(A block of data)
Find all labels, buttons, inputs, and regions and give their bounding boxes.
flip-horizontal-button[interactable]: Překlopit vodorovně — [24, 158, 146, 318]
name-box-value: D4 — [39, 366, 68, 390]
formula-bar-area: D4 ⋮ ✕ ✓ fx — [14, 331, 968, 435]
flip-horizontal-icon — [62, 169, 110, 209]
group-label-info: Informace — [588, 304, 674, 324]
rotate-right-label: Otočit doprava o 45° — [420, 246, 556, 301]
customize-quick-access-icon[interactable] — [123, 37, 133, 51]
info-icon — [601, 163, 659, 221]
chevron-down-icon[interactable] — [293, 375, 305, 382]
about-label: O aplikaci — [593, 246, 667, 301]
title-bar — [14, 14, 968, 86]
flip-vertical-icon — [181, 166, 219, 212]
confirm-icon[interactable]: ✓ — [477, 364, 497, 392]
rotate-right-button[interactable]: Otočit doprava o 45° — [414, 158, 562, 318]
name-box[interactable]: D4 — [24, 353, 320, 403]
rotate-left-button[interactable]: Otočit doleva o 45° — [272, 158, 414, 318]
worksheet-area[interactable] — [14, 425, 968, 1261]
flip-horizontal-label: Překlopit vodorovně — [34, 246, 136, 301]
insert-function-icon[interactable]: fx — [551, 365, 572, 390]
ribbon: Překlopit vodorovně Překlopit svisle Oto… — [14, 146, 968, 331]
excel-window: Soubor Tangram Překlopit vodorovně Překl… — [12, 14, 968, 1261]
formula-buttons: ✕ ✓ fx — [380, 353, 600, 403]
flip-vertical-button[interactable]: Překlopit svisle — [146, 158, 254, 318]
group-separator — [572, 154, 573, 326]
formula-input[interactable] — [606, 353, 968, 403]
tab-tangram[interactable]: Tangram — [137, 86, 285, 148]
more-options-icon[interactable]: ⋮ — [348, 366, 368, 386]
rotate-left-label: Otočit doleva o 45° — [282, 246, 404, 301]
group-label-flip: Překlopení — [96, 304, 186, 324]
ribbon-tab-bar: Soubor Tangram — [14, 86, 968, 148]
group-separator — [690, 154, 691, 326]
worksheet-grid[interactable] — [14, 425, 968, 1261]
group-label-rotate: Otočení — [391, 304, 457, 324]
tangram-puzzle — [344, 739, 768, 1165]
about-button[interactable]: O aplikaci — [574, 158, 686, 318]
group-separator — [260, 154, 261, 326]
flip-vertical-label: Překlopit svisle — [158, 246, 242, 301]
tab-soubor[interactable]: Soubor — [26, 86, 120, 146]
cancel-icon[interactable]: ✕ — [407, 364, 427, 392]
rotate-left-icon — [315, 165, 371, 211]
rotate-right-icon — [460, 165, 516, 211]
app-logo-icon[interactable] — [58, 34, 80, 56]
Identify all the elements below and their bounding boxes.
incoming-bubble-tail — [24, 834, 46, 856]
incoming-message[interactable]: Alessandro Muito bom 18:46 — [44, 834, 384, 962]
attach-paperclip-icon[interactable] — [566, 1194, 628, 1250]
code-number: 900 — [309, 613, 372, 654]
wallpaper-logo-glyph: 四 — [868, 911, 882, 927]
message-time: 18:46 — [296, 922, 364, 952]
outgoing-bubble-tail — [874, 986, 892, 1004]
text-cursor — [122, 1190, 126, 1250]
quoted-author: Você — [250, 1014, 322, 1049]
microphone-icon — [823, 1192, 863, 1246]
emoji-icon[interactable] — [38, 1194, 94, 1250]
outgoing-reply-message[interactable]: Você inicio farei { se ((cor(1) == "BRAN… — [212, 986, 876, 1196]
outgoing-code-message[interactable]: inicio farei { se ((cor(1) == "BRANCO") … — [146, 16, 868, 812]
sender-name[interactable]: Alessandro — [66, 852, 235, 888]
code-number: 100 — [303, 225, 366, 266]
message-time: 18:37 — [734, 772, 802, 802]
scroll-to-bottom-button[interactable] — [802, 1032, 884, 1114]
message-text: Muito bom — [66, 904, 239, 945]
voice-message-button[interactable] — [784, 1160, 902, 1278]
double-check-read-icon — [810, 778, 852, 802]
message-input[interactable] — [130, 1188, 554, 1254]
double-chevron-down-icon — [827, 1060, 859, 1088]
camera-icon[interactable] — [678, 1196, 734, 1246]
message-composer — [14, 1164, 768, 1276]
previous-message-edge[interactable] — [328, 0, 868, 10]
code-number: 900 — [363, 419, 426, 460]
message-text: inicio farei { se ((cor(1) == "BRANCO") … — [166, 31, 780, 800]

> [Required task]:
Duplicate every line of the entries above exactly, with nothing left out or changed.

> [Answer to this task]:
Find all labels, buttons, inputs, and regions and give their bounding boxes.
flip-horizontal-button[interactable]: Překlopit vodorovně — [24, 158, 146, 318]
name-box-value: D4 — [39, 366, 68, 390]
formula-bar-area: D4 ⋮ ✕ ✓ fx — [14, 331, 968, 435]
flip-horizontal-icon — [62, 169, 110, 209]
group-label-info: Informace — [588, 304, 674, 324]
rotate-right-label: Otočit doprava o 45° — [420, 246, 556, 301]
customize-quick-access-icon[interactable] — [123, 37, 133, 51]
info-icon — [601, 163, 659, 221]
chevron-down-icon[interactable] — [293, 375, 305, 382]
about-label: O aplikaci — [593, 246, 667, 301]
title-bar — [14, 14, 968, 86]
flip-vertical-icon — [181, 166, 219, 212]
confirm-icon[interactable]: ✓ — [477, 364, 497, 392]
rotate-right-button[interactable]: Otočit doprava o 45° — [414, 158, 562, 318]
name-box[interactable]: D4 — [24, 353, 320, 403]
rotate-left-button[interactable]: Otočit doleva o 45° — [272, 158, 414, 318]
worksheet-area[interactable] — [14, 425, 968, 1261]
flip-horizontal-label: Překlopit vodorovně — [34, 246, 136, 301]
insert-function-icon[interactable]: fx — [551, 365, 572, 390]
ribbon: Překlopit vodorovně Překlopit svisle Oto… — [14, 146, 968, 331]
excel-window: Soubor Tangram Překlopit vodorovně Překl… — [12, 14, 968, 1261]
formula-buttons: ✕ ✓ fx — [380, 353, 600, 403]
flip-vertical-button[interactable]: Překlopit svisle — [146, 158, 254, 318]
group-separator — [572, 154, 573, 326]
formula-input[interactable] — [606, 353, 968, 403]
tab-tangram[interactable]: Tangram — [137, 86, 285, 148]
more-options-icon[interactable]: ⋮ — [348, 366, 368, 386]
rotate-left-label: Otočit doleva o 45° — [282, 246, 404, 301]
group-label-flip: Překlopení — [96, 304, 186, 324]
ribbon-tab-bar: Soubor Tangram — [14, 86, 968, 148]
group-separator — [690, 154, 691, 326]
worksheet-grid[interactable] — [14, 425, 968, 1261]
group-label-rotate: Otočení — [391, 304, 457, 324]
tangram-puzzle — [344, 739, 768, 1165]
about-button[interactable]: O aplikaci — [574, 158, 686, 318]
group-separator — [260, 154, 261, 326]
flip-vertical-label: Překlopit svisle — [158, 246, 242, 301]
tab-soubor[interactable]: Soubor — [26, 86, 120, 146]
cancel-icon[interactable]: ✕ — [407, 364, 427, 392]
rotate-left-icon — [315, 165, 371, 211]
rotate-right-icon — [460, 165, 516, 211]
app-logo-icon[interactable] — [58, 34, 80, 56]
Identify all the elements below and their bounding boxes.
incoming-bubble-tail — [24, 834, 46, 856]
incoming-message[interactable]: Alessandro Muito bom 18:46 — [44, 834, 384, 962]
attach-paperclip-icon[interactable] — [566, 1194, 628, 1250]
code-number: 900 — [309, 613, 372, 654]
wallpaper-logo-glyph: 四 — [868, 911, 882, 927]
message-time: 18:46 — [296, 922, 364, 952]
outgoing-bubble-tail — [874, 986, 892, 1004]
text-cursor — [122, 1190, 126, 1250]
quoted-author: Você — [250, 1014, 322, 1049]
microphone-icon — [823, 1192, 863, 1246]
emoji-icon[interactable] — [38, 1194, 94, 1250]
outgoing-reply-message[interactable]: Você inicio farei { se ((cor(1) == "BRAN… — [212, 986, 876, 1196]
outgoing-code-message[interactable]: inicio farei { se ((cor(1) == "BRANCO") … — [146, 16, 868, 812]
sender-name[interactable]: Alessandro — [66, 852, 235, 888]
code-number: 100 — [303, 225, 366, 266]
message-time: 18:37 — [734, 772, 802, 802]
scroll-to-bottom-button[interactable] — [802, 1032, 884, 1114]
message-text: Muito bom — [66, 904, 239, 945]
voice-message-button[interactable] — [784, 1160, 902, 1278]
double-check-read-icon — [810, 778, 852, 802]
message-input[interactable] — [130, 1188, 554, 1254]
double-chevron-down-icon — [827, 1060, 859, 1088]
camera-icon[interactable] — [678, 1196, 734, 1246]
message-composer — [14, 1164, 768, 1276]
previous-message-edge[interactable] — [328, 0, 868, 10]
code-number: 900 — [363, 419, 426, 460]
message-text: inicio farei { se ((cor(1) == "BRANCO") … — [166, 31, 780, 800]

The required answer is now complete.